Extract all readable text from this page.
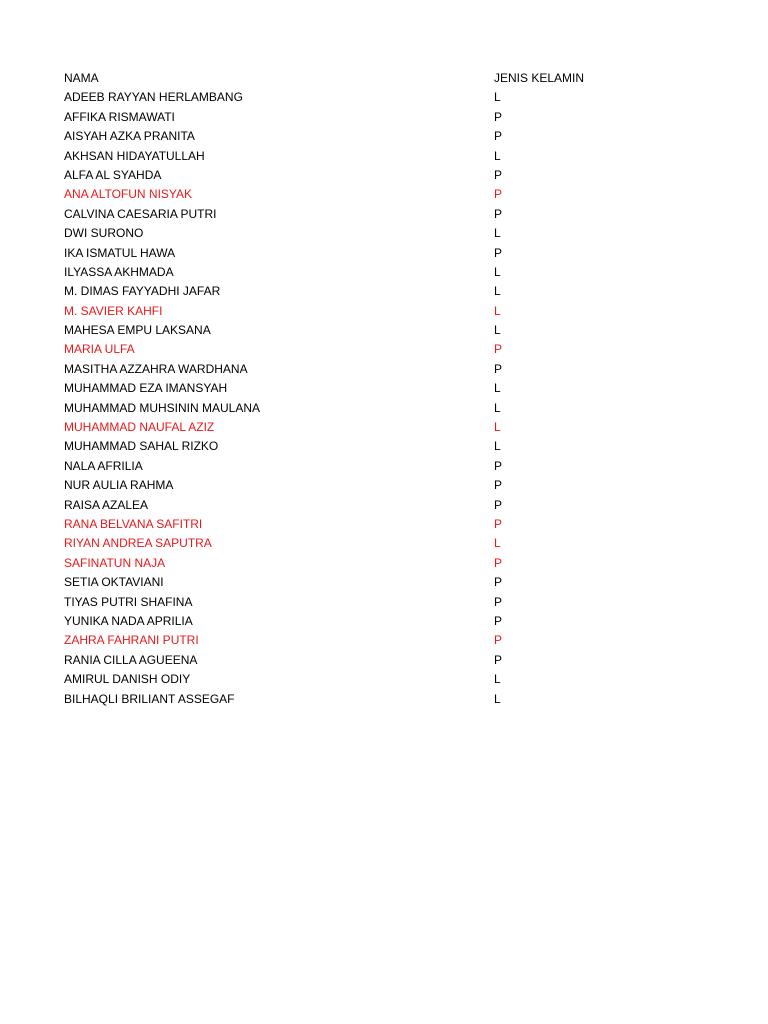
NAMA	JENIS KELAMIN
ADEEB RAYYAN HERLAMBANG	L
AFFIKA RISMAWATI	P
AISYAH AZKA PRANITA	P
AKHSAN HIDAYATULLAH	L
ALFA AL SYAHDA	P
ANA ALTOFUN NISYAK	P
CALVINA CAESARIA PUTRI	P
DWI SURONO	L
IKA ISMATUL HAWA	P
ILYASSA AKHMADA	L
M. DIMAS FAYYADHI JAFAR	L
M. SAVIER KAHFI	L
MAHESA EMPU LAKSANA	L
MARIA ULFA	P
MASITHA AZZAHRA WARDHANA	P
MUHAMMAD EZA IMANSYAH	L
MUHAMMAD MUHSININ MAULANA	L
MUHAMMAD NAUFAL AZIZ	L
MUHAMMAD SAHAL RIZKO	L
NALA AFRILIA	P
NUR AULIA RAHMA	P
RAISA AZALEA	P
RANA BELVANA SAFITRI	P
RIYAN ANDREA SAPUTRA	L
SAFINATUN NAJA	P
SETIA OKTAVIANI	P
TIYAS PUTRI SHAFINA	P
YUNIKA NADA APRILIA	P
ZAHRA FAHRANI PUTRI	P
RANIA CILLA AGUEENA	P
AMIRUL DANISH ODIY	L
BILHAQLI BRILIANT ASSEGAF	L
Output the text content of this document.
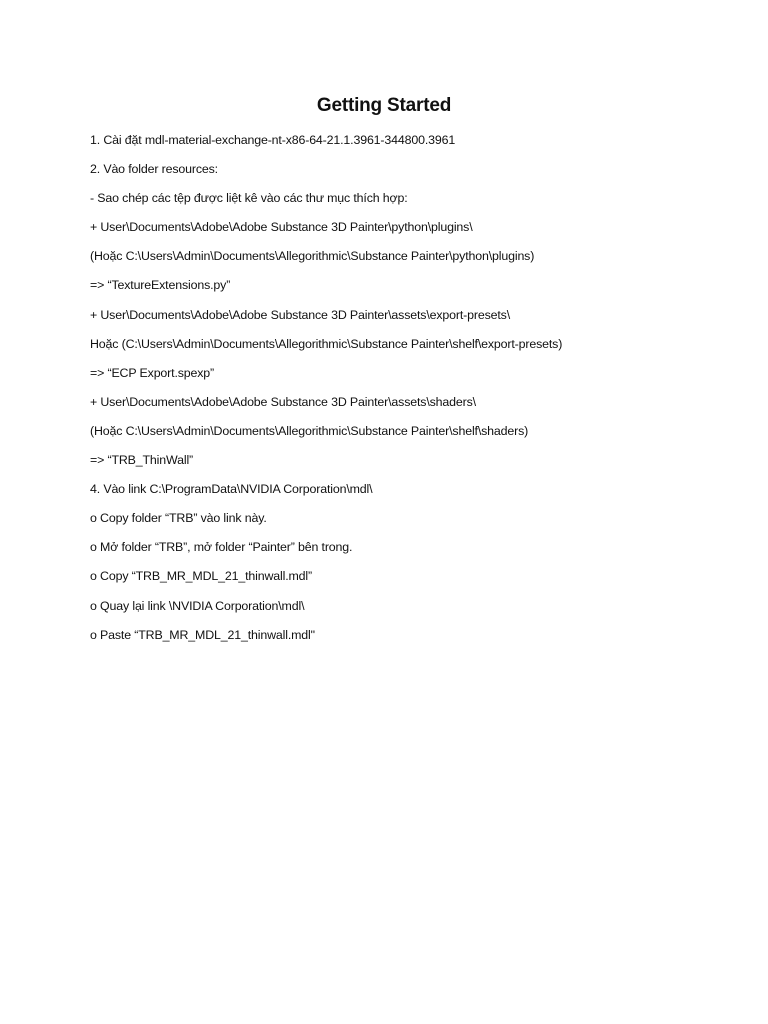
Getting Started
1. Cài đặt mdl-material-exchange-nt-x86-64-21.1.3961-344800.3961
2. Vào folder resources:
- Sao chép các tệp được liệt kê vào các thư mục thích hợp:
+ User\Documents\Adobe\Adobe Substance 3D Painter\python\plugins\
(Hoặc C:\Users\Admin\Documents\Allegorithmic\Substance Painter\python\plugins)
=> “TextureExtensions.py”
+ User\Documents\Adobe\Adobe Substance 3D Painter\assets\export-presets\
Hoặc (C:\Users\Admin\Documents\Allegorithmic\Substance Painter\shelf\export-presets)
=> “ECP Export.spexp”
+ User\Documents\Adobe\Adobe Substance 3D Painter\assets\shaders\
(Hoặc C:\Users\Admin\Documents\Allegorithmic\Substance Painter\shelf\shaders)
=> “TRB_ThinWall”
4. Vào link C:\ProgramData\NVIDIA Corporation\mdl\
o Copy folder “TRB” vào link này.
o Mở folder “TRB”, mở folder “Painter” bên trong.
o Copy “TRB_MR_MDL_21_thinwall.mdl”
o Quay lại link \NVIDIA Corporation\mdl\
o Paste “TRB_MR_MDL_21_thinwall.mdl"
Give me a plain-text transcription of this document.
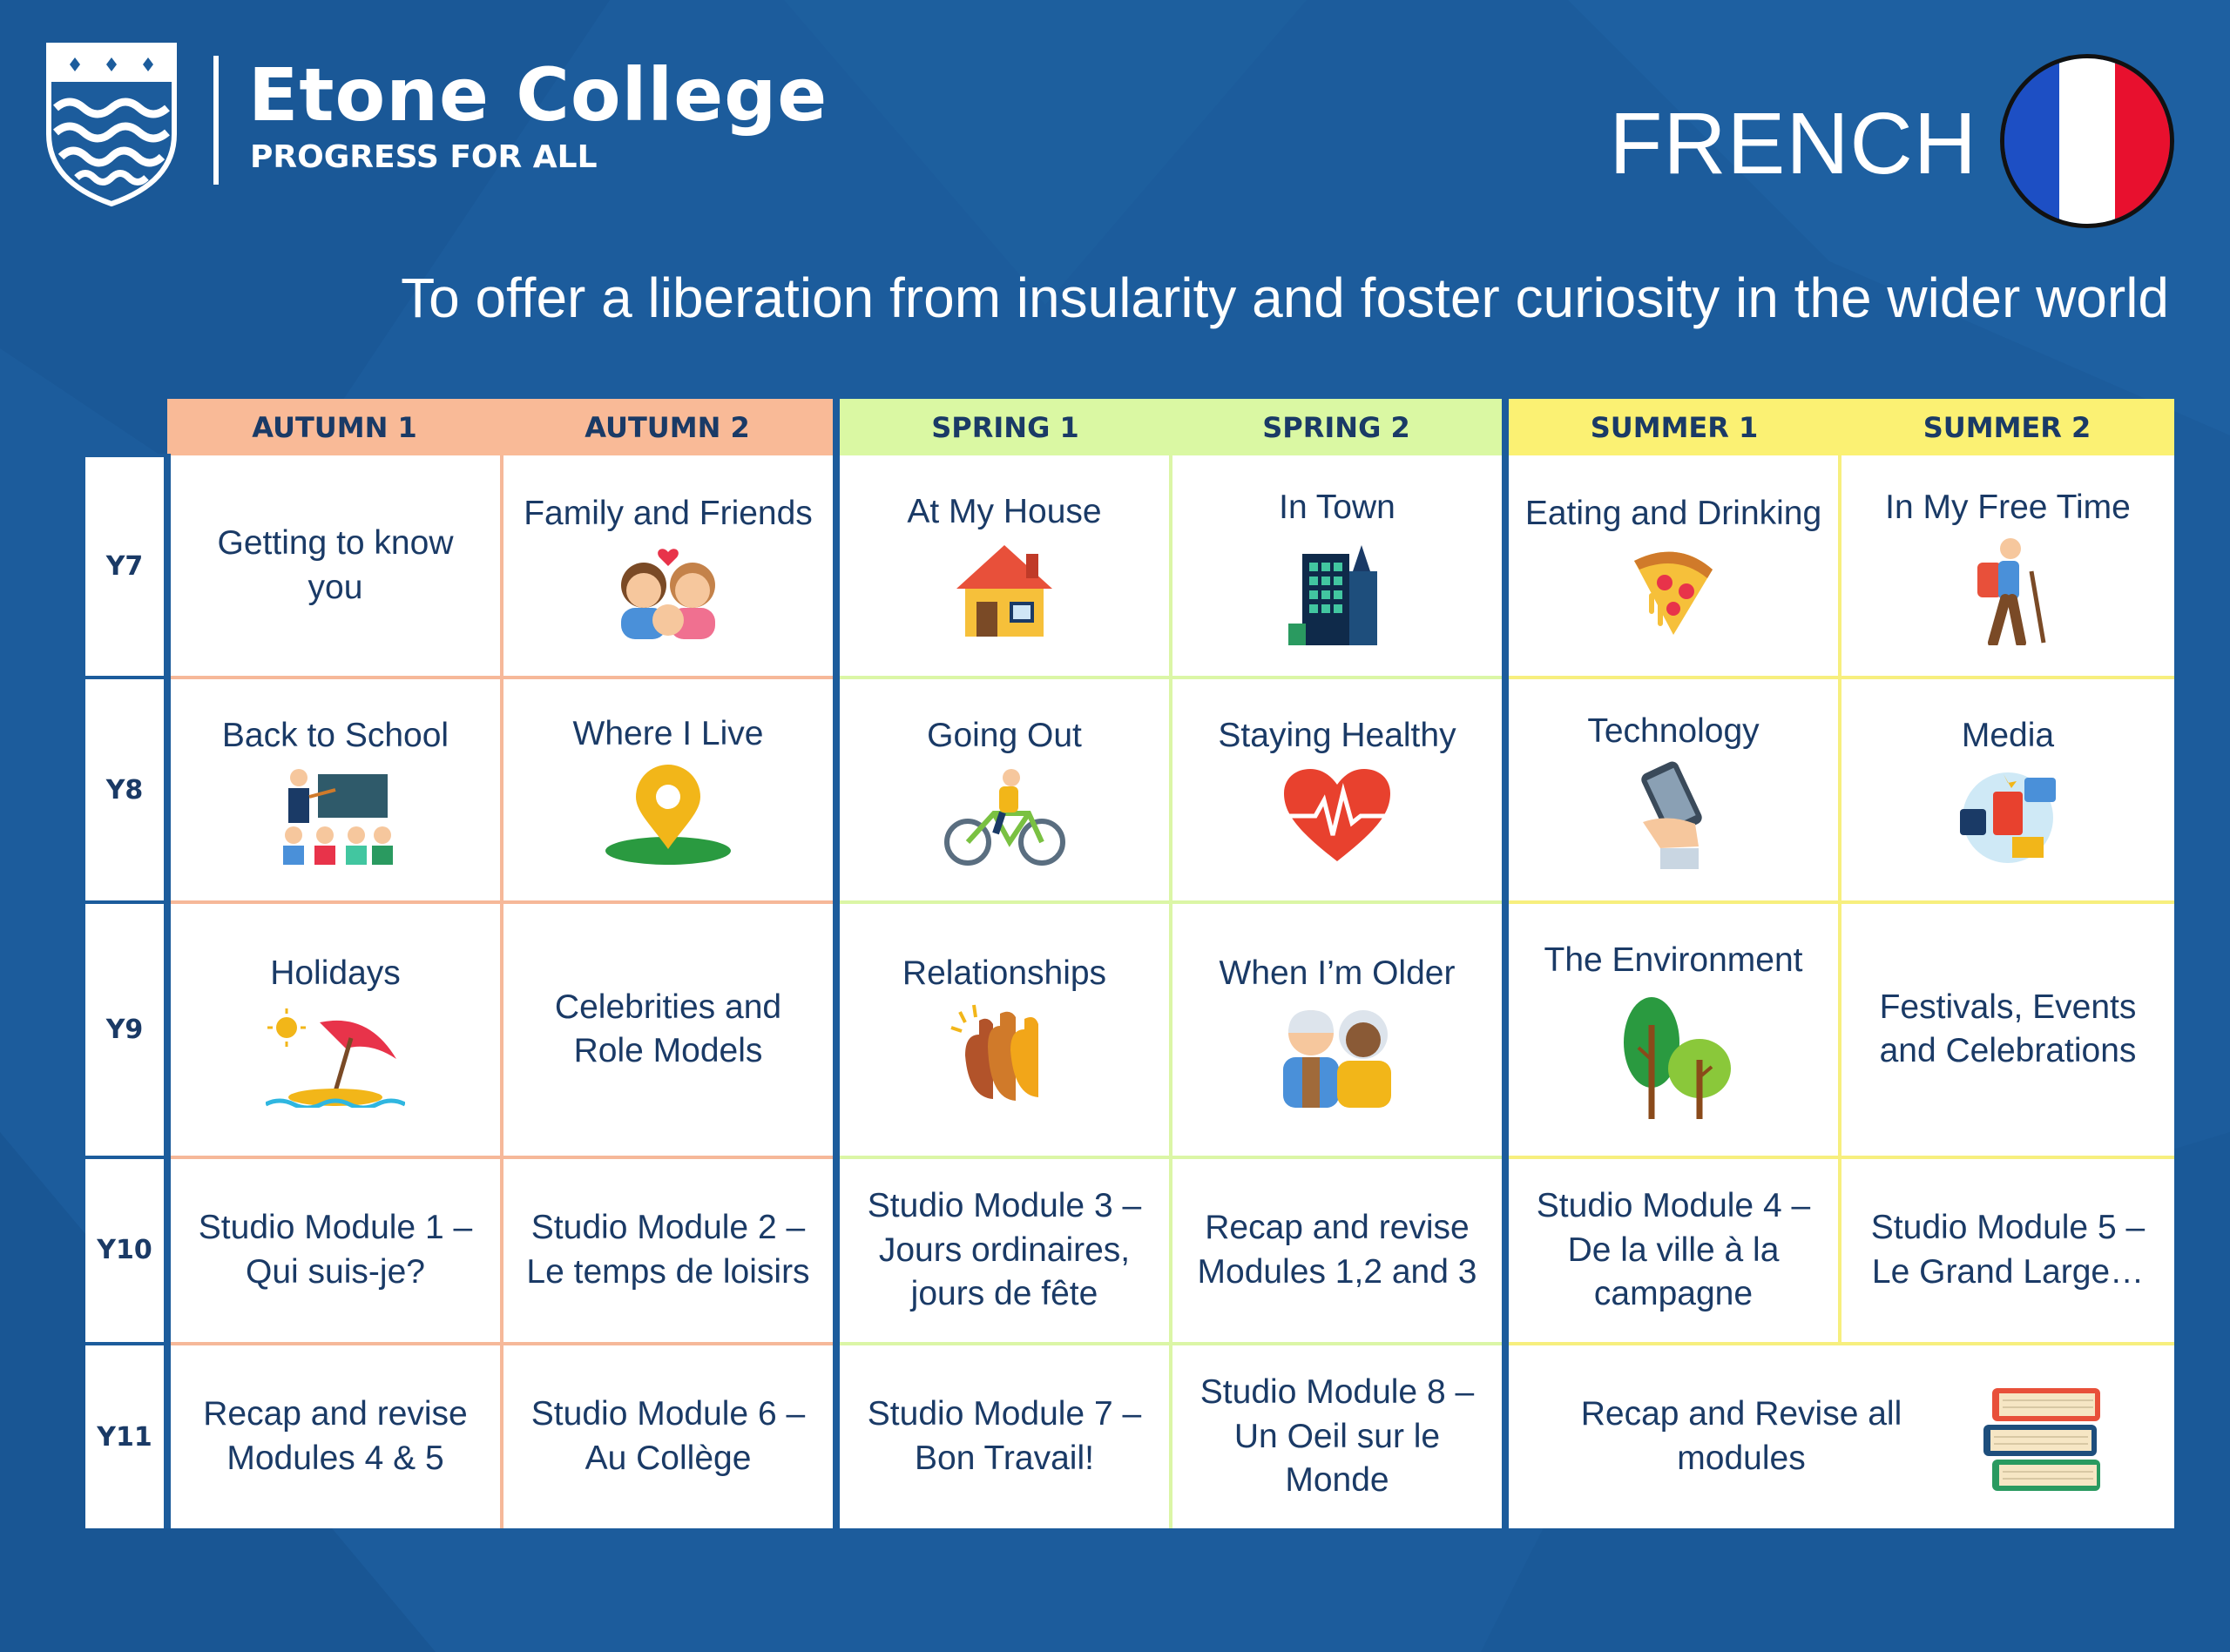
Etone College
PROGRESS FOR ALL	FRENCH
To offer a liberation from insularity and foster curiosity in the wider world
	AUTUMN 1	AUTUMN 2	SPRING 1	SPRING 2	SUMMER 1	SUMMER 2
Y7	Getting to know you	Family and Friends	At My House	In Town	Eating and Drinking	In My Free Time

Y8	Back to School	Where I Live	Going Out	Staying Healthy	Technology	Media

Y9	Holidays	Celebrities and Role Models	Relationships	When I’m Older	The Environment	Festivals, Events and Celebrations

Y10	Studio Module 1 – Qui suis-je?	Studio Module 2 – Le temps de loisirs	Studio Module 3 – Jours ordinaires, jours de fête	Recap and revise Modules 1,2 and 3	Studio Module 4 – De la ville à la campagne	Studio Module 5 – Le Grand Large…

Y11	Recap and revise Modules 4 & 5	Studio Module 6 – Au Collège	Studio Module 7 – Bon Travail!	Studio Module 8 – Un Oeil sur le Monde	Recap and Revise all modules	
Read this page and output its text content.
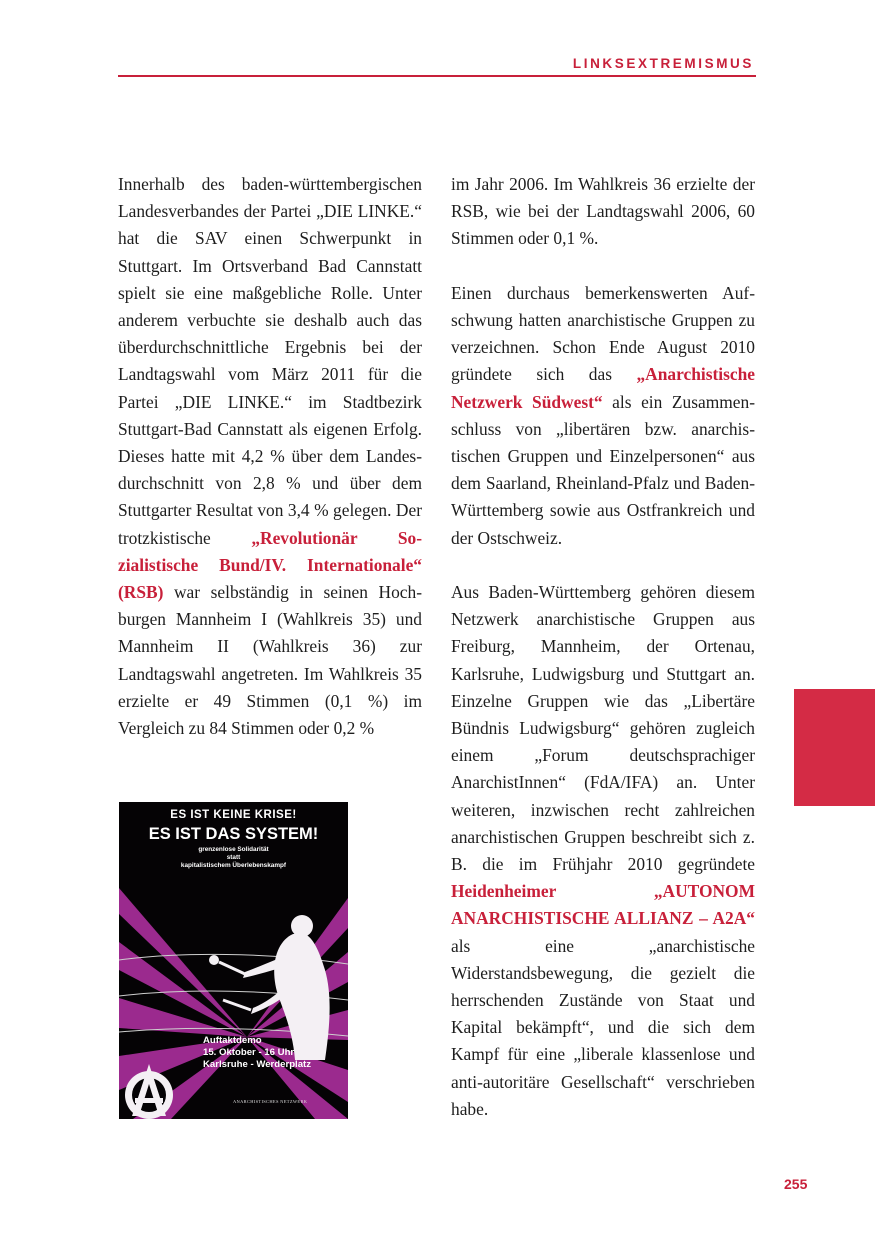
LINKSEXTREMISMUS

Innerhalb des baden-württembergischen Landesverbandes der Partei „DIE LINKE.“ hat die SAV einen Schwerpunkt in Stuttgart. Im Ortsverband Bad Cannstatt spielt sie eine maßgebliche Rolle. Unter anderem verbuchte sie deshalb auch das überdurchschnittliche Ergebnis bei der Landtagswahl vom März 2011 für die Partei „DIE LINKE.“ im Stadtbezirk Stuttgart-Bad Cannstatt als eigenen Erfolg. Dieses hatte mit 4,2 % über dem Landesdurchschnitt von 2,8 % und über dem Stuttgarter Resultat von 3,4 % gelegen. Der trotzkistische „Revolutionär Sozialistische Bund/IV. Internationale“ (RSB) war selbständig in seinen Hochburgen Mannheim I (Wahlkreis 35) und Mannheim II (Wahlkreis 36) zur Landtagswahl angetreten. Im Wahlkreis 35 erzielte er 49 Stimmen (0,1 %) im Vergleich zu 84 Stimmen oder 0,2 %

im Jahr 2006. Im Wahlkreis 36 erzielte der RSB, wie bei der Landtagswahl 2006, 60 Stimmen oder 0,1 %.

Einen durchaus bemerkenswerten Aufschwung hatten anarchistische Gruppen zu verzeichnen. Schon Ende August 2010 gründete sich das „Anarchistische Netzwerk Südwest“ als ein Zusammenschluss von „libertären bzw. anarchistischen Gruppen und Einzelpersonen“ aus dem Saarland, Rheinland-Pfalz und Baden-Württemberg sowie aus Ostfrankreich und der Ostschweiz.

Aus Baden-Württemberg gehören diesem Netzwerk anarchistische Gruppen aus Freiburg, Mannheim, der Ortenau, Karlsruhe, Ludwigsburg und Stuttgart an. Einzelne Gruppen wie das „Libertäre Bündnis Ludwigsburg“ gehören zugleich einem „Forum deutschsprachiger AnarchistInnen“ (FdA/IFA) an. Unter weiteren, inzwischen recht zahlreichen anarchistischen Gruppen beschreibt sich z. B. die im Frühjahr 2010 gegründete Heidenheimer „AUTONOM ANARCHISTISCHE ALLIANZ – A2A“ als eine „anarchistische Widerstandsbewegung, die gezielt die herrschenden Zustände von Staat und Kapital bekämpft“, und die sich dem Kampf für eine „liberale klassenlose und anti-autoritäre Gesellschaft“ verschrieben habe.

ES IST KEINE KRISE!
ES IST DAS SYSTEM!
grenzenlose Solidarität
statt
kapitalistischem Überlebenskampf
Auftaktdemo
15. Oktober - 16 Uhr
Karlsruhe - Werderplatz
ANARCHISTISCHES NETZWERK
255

========================

• _Work to do_
Strip out the images, then output the records above word for word.

• _Written solution_
Extract all readable text from this page.
NAMA	JENIS KELAMIN
ADEEB RAYYAN HERLAMBANG	L
AFFIKA RISMAWATI	P
AISYAH AZKA PRANITA	P
AKHSAN HIDAYATULLAH	L
ALFA AL SYAHDA	P
ANA ALTOFUN NISYAK	P
CALVINA CAESARIA PUTRI	P
DWI SURONO	L
IKA ISMATUL HAWA	P
ILYASSA AKHMADA	L
M. DIMAS FAYYADHI JAFAR	L
M. SAVIER KAHFI	L
MAHESA EMPU LAKSANA	L
MARIA ULFA	P
MASITHA AZZAHRA WARDHANA	P
MUHAMMAD EZA IMANSYAH	L
MUHAMMAD MUHSININ MAULANA	L
MUHAMMAD NAUFAL AZIZ	L
MUHAMMAD SAHAL RIZKO	L
NALA AFRILIA	P
NUR AULIA RAHMA	P
RAISA AZALEA	P
RANA BELVANA SAFITRI	P
RIYAN ANDREA SAPUTRA	L
SAFINATUN NAJA	P
SETIA OKTAVIANI	P
TIYAS PUTRI SHAFINA	P
YUNIKA NADA APRILIA	P
ZAHRA FAHRANI PUTRI	P
RANIA CILLA AGUEENA	P
AMIRUL DANISH ODIY	L
BILHAQLI BRILIANT ASSEGAF	L
Output the text content of this document.
Getting Started
1. Cài đặt mdl-material-exchange-nt-x86-64-21.1.3961-344800.3961
2. Vào folder resources:
- Sao chép các tệp được liệt kê vào các thư mục thích hợp:
+ User\Documents\Adobe\Adobe Substance 3D Painter\python\plugins\
(Hoặc C:\Users\Admin\Documents\Allegorithmic\Substance Painter\python\plugins)
=> “TextureExtensions.py”
+ User\Documents\Adobe\Adobe Substance 3D Painter\assets\export-presets\
Hoặc (C:\Users\Admin\Documents\Allegorithmic\Substance Painter\shelf\export-presets)
=> “ECP Export.spexp”
+ User\Documents\Adobe\Adobe Substance 3D Painter\assets\shaders\
(Hoặc C:\Users\Admin\Documents\Allegorithmic\Substance Painter\shelf\shaders)
=> “TRB_ThinWall”
4. Vào link C:\ProgramData\NVIDIA Corporation\mdl\
o Copy folder “TRB” vào link này.
o Mở folder “TRB”, mở folder “Painter” bên trong.
o Copy “TRB_MR_MDL_21_thinwall.mdl”
o Quay lại link \NVIDIA Corporation\mdl\
o Paste “TRB_MR_MDL_21_thinwall.mdl"
Give me a plain-text transcription of this document.
Etone College
PROGRESS FOR ALL	FRENCH
To offer a liberation from insularity and foster curiosity in the wider world
	AUTUMN 1	AUTUMN 2	SPRING 1	SPRING 2	SUMMER 1	SUMMER 2
Y7	Getting to know you	Family and Friends	At My House	In Town	Eating and Drinking	In My Free Time

Y8	Back to School	Where I Live	Going Out	Staying Healthy	Technology	Media

Y9	Holidays	Celebrities and Role Models	Relationships	When I’m Older	The Environment	Festivals, Events and Celebrations

Y10	Studio Module 1 – Qui suis-je?	Studio Module 2 – Le temps de loisirs	Studio Module 3 – Jours ordinaires, jours de fête	Recap and revise Modules 1,2 and 3	Studio Module 4 – De la ville à la campagne	Studio Module 5 – Le Grand Large…

Y11	Recap and revise Modules 4 & 5	Studio Module 6 – Au Collège	Studio Module 7 – Bon Travail!	Studio Module 8 – Un Oeil sur le Monde	Recap and Revise all modules	
Read this page and output its text content.
LINKSEXTREMISMUS

Innerhalb des baden-württembergischen Landesverbandes der Partei „DIE LINKE.“ hat die SAV einen Schwerpunkt in Stuttgart. Im Ortsverband Bad Cannstatt spielt sie eine maßgebliche Rolle. Unter anderem verbuchte sie deshalb auch das überdurchschnittliche Ergebnis bei der Landtagswahl vom März 2011 für die Partei „DIE LINKE.“ im Stadtbezirk Stuttgart-Bad Cannstatt als eigenen Erfolg. Dieses hatte mit 4,2 % über dem Landesdurchschnitt von 2,8 % und über dem Stuttgarter Resultat von 3,4 % gelegen. Der trotzkistische „Revolutionär Sozialistische Bund/IV. Internationale“ (RSB) war selbständig in seinen Hochburgen Mannheim I (Wahlkreis 35) und Mannheim II (Wahlkreis 36) zur Landtagswahl angetreten. Im Wahlkreis 35 erzielte er 49 Stimmen (0,1 %) im Vergleich zu 84 Stimmen oder 0,2 %

im Jahr 2006. Im Wahlkreis 36 erzielte der RSB, wie bei der Landtagswahl 2006, 60 Stimmen oder 0,1 %.

Einen durchaus bemerkenswerten Aufschwung hatten anarchistische Gruppen zu verzeichnen. Schon Ende August 2010 gründete sich das „Anarchistische Netzwerk Südwest“ als ein Zusammenschluss von „libertären bzw. anarchistischen Gruppen und Einzelpersonen“ aus dem Saarland, Rheinland-Pfalz und Baden-Württemberg sowie aus Ostfrankreich und der Ostschweiz.

Aus Baden-Württemberg gehören diesem Netzwerk anarchistische Gruppen aus Freiburg, Mannheim, der Ortenau, Karlsruhe, Ludwigsburg und Stuttgart an. Einzelne Gruppen wie das „Libertäre Bündnis Ludwigsburg“ gehören zugleich einem „Forum deutschsprachiger AnarchistInnen“ (FdA/IFA) an. Unter weiteren, inzwischen recht zahlreichen anarchistischen Gruppen beschreibt sich z. B. die im Frühjahr 2010 gegründete Heidenheimer „AUTONOM ANARCHISTISCHE ALLIANZ – A2A“ als eine „anarchistische Widerstandsbewegung, die gezielt die herrschenden Zustände von Staat und Kapital bekämpft“, und die sich dem Kampf für eine „liberale klassenlose und anti-autoritäre Gesellschaft“ verschrieben habe.

ES IST KEINE KRISE!
ES IST DAS SYSTEM!
grenzenlose Solidarität
statt
kapitalistischem Überlebenskampf
Auftaktdemo
15. Oktober - 16 Uhr
Karlsruhe - Werderplatz
ANARCHISTISCHES NETZWERK
255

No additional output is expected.